• Text extract:
+ + + + + + +

Garnet from the Ziller Valley - Cultural heritage of an East Alpine semi-precious stone industry as reflected in interdisciplinary research

  • Goldenberg, Dr. Gert (University of Innsbruck)
  • Tropper, Dr. Peter (University of Innsbruck)
  • Barth-Scalmani, Dr. Gunda (University of Innsbruck)
  • Zeindl, Dr. Gertraud (Tyrolean State Archive, Innsbruck)
  • Weiskopf, Mag. Katharina (High Alps Nature Park Zillertaler Alps)

In the high-altitude areas of the inner Ziller Valley in Tyrol, garnet was mined as semi-precious stone from the late 18th to the early 20th century and processed into rough stones for gemstone trading. Two families were involved in the extraction of the mineral from garnet-bearing micashists and its far-reaching trade throughout Europe. The garnets from the Ziller Valley, together with garnets from the Ahrntal in South Tyrol and Radenthein in Carinthia, were delivered first and foremost to the centres of gemstone cutters in Bohemia where the finishing to cut and polished gemstones and garnet jewellery took place.

+ + + + + + +

• Data provided:
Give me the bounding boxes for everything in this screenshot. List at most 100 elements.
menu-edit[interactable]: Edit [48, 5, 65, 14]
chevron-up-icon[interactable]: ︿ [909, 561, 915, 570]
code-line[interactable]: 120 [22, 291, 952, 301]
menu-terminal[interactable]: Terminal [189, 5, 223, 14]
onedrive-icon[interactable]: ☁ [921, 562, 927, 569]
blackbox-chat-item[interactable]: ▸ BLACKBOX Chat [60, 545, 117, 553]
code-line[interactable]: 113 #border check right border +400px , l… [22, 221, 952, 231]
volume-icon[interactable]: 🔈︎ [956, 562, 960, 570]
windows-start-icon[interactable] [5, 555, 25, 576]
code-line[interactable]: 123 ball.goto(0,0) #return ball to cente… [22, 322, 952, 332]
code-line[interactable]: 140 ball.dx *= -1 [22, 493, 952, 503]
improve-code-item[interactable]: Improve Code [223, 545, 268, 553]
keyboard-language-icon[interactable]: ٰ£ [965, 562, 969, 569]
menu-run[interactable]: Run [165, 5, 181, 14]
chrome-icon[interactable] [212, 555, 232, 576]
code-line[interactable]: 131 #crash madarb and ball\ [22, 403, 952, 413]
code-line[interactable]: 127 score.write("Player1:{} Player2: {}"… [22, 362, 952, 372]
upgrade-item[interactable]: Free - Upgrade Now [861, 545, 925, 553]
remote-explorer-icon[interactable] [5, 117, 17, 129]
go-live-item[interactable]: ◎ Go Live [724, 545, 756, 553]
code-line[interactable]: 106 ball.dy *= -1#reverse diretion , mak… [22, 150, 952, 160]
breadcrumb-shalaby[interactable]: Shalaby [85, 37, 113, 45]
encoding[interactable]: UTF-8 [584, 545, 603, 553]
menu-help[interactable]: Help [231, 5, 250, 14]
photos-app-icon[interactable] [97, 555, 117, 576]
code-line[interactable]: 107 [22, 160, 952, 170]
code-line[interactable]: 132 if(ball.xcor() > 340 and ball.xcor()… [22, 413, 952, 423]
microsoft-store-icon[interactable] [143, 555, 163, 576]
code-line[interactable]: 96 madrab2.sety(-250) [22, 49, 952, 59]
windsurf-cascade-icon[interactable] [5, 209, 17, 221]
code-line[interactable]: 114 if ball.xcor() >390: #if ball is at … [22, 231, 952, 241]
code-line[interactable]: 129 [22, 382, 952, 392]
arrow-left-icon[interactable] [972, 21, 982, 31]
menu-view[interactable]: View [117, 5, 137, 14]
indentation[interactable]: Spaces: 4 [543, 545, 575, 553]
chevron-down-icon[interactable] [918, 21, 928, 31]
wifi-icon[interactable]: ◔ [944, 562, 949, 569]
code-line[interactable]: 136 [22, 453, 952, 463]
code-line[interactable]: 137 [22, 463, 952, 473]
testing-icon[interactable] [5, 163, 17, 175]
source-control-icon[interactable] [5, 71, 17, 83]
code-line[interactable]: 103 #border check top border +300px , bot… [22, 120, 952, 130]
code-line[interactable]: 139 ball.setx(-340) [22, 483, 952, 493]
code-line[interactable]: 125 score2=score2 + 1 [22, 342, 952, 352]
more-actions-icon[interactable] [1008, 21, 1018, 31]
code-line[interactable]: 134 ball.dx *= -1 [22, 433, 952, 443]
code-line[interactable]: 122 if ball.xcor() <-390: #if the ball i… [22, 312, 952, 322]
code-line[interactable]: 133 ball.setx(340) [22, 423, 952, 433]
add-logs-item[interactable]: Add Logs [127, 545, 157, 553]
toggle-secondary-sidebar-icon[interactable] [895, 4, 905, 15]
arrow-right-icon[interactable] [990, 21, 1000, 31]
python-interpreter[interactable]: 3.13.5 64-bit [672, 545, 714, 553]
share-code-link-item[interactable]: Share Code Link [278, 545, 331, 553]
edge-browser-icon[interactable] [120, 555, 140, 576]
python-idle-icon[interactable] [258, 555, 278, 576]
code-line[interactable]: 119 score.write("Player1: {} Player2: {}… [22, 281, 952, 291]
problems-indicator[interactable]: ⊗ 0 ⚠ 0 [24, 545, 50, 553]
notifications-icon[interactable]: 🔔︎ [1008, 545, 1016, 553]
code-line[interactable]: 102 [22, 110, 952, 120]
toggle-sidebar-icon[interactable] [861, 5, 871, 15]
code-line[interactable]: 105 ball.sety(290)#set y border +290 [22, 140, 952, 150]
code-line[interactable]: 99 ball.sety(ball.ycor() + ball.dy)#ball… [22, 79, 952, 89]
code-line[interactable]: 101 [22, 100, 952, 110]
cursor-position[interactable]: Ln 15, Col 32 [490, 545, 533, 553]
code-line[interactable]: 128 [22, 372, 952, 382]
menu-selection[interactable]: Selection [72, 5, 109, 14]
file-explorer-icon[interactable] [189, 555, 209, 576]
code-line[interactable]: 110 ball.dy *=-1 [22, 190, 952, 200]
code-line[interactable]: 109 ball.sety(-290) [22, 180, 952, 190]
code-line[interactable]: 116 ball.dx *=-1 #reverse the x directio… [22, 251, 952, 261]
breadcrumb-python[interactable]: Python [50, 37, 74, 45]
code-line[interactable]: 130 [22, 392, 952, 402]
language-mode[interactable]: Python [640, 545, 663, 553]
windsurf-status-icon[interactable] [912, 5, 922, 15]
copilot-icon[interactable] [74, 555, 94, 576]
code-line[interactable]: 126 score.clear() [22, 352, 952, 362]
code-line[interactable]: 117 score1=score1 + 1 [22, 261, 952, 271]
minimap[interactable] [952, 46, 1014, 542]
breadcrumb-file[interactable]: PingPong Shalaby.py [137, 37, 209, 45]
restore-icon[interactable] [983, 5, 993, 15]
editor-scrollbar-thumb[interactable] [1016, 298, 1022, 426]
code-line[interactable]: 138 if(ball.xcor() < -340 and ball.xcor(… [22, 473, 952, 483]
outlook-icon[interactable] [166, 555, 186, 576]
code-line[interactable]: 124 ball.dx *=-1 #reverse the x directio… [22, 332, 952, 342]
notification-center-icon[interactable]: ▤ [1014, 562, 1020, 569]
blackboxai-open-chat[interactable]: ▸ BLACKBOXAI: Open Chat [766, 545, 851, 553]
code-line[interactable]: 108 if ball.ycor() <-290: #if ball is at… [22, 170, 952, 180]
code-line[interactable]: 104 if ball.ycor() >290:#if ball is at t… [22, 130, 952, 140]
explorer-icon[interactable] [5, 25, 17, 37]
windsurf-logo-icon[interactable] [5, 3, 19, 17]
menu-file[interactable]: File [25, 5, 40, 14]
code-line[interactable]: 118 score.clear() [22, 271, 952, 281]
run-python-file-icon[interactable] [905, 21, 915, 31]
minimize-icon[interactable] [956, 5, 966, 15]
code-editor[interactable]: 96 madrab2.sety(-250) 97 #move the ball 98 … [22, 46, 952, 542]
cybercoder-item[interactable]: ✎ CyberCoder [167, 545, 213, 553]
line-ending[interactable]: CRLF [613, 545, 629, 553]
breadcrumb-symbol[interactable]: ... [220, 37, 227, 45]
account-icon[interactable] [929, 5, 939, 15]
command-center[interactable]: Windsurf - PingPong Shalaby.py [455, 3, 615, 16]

+ + + + + + +

• Task set:
1. In the Ziller Valley garnet text, where were the garnets delivered first and foremost?
2. Retype the passage of the Ziller Valley garnet text starting at "Garnet from the" and ending at "Gunda (University of Innsbruck)".
3. Continue the text on Ziller Valley garnet mining from its last sentence.

• Answers to the exercise:
1. To the centres of gemstone cutters in Bohemia.

2.
Garnet from the Ziller Valley - Cultural heritage of an East Alpine semi-precious stone industry as reflected in interdisciplinary research

  • Goldenberg, Dr. Gert (University of Innsbruck)
  • Tropper, Dr. Peter (University of Innsbruck)
  • Barth-Scalmani, Dr. Gunda (University of Innsbruck)

3.
Numerous remnants of the former garnet-processing infrastructure have been preserved in the high altitudes of the inner Ziller Valley close to the garnet deposits and thus form a unique cultural heritage in the heart of the “High Alps Nature Park Zillertaler Alps”. This heritage includes ruins of crushing and sorting huts and garnet mills, as well as an elaborate network of footpaths. Private collections of a large number of physical objects like garnet specimens, tools and remaining stocks of merchandise from the last exploitation period are in the possession of a well-known mineral collector and of the descendants of the garnet traders. These collections also include large volumes of handwritten documents and are available in their entirety for interdisciplinary studies. The aim of these studies is to reconstruct the social and economic history of this forgotten small-scale industry of the late 18th to early 20th century and the far-reaching trade networks in the territory of the former Habsburg monarchy.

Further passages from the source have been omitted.